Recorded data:
● ● ●
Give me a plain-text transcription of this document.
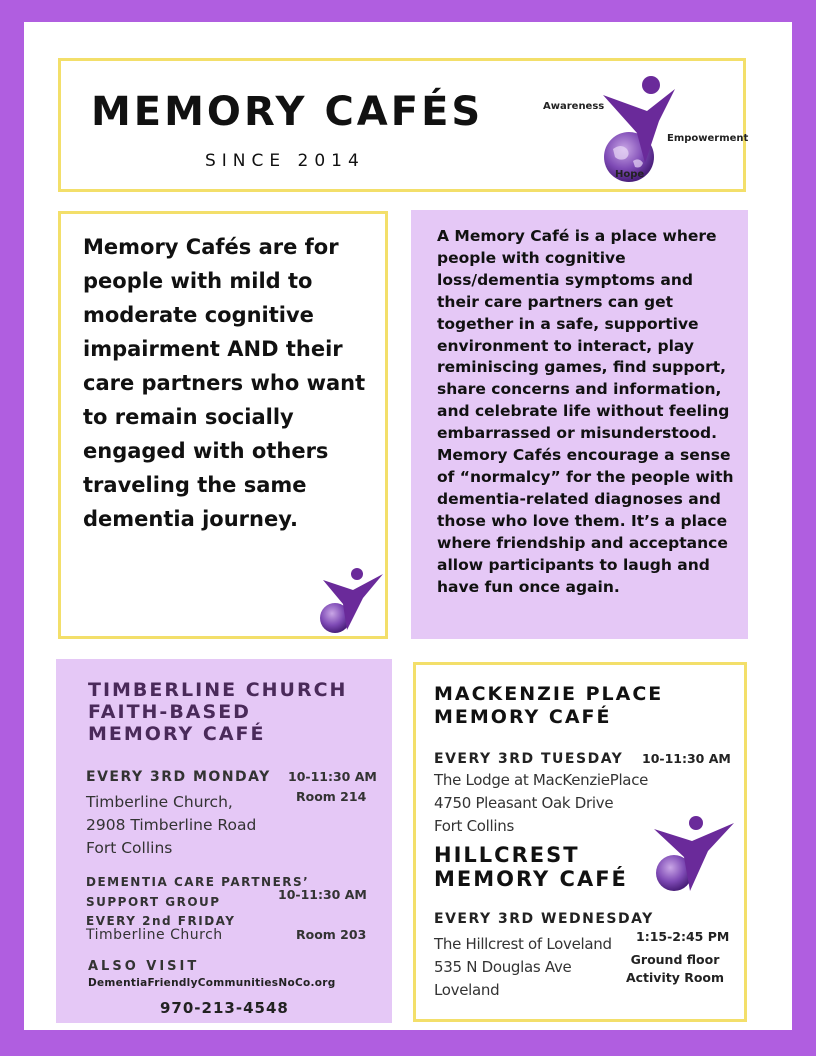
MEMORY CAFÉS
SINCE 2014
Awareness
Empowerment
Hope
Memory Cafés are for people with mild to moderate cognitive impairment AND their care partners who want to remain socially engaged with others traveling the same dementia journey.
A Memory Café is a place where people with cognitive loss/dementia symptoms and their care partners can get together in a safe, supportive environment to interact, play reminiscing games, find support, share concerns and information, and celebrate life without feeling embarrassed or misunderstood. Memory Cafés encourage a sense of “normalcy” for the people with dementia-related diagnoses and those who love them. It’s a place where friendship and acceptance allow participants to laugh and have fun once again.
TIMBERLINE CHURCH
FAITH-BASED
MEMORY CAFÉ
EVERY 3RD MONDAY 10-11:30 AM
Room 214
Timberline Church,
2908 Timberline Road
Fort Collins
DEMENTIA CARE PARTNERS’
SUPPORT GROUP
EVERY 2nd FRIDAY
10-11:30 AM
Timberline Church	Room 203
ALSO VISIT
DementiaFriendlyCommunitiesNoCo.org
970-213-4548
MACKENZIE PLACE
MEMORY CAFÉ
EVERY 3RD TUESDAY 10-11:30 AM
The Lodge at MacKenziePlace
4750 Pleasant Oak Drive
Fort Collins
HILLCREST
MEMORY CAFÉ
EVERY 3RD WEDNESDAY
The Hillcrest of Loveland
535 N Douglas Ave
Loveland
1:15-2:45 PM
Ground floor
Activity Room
● ● ●
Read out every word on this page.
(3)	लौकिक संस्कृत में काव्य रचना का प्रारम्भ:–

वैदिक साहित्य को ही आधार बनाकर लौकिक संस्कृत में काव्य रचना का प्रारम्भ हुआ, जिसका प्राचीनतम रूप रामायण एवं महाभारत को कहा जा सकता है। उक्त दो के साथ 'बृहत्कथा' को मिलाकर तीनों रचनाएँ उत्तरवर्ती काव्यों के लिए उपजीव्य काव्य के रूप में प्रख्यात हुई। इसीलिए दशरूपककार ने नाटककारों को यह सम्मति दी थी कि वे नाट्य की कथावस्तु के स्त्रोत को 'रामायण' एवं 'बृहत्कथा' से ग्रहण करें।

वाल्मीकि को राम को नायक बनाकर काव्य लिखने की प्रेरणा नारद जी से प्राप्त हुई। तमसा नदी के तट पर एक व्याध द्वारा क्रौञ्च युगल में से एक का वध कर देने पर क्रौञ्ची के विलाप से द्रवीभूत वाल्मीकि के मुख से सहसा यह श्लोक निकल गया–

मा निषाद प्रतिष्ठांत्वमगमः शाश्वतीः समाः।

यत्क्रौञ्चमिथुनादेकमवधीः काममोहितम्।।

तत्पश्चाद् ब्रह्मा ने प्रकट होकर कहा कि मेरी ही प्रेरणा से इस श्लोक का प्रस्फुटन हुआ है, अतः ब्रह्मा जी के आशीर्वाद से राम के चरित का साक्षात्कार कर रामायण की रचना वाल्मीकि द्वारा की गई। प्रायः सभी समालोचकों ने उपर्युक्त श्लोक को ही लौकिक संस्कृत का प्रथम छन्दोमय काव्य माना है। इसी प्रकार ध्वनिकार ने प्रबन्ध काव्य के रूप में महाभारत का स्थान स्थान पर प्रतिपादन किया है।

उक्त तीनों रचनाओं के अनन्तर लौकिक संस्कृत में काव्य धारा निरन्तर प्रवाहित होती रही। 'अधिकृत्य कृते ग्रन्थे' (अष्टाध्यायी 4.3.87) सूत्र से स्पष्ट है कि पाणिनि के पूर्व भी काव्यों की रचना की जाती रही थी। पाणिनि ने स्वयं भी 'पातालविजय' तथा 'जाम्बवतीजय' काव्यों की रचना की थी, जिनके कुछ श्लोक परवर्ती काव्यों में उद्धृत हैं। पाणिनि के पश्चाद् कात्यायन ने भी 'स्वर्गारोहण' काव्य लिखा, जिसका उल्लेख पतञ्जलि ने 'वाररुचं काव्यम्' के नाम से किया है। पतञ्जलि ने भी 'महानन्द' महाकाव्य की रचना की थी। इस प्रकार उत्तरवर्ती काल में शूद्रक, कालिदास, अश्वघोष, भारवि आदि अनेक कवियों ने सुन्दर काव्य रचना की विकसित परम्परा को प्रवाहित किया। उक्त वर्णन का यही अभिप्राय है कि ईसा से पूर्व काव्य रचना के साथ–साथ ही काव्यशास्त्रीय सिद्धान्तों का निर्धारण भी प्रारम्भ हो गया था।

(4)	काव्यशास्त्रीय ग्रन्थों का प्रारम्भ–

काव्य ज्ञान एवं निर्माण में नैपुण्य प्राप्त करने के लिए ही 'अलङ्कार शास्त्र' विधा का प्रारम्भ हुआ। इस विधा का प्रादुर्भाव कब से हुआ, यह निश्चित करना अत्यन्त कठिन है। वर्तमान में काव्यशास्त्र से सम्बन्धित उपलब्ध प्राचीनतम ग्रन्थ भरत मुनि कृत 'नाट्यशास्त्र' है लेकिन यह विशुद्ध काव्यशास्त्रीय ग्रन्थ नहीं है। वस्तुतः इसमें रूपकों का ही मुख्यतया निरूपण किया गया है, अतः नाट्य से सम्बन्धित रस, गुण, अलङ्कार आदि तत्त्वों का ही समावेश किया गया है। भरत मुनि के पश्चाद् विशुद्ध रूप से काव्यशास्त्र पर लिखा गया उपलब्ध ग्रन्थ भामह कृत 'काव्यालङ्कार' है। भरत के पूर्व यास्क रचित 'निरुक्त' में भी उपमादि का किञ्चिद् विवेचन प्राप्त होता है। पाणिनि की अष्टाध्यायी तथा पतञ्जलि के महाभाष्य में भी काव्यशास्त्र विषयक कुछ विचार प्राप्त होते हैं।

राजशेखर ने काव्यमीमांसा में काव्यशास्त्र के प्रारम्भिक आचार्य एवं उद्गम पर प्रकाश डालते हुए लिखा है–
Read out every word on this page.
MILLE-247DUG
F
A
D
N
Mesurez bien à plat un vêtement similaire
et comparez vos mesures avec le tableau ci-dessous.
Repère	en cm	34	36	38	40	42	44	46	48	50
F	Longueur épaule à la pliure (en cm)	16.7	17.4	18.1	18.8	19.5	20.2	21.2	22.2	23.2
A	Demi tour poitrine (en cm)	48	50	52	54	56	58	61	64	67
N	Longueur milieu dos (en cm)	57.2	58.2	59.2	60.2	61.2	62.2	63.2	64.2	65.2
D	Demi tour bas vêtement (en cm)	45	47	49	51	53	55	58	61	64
● ● ●
Your answer should be a single number: the count of lines holding the word "vêtement".

2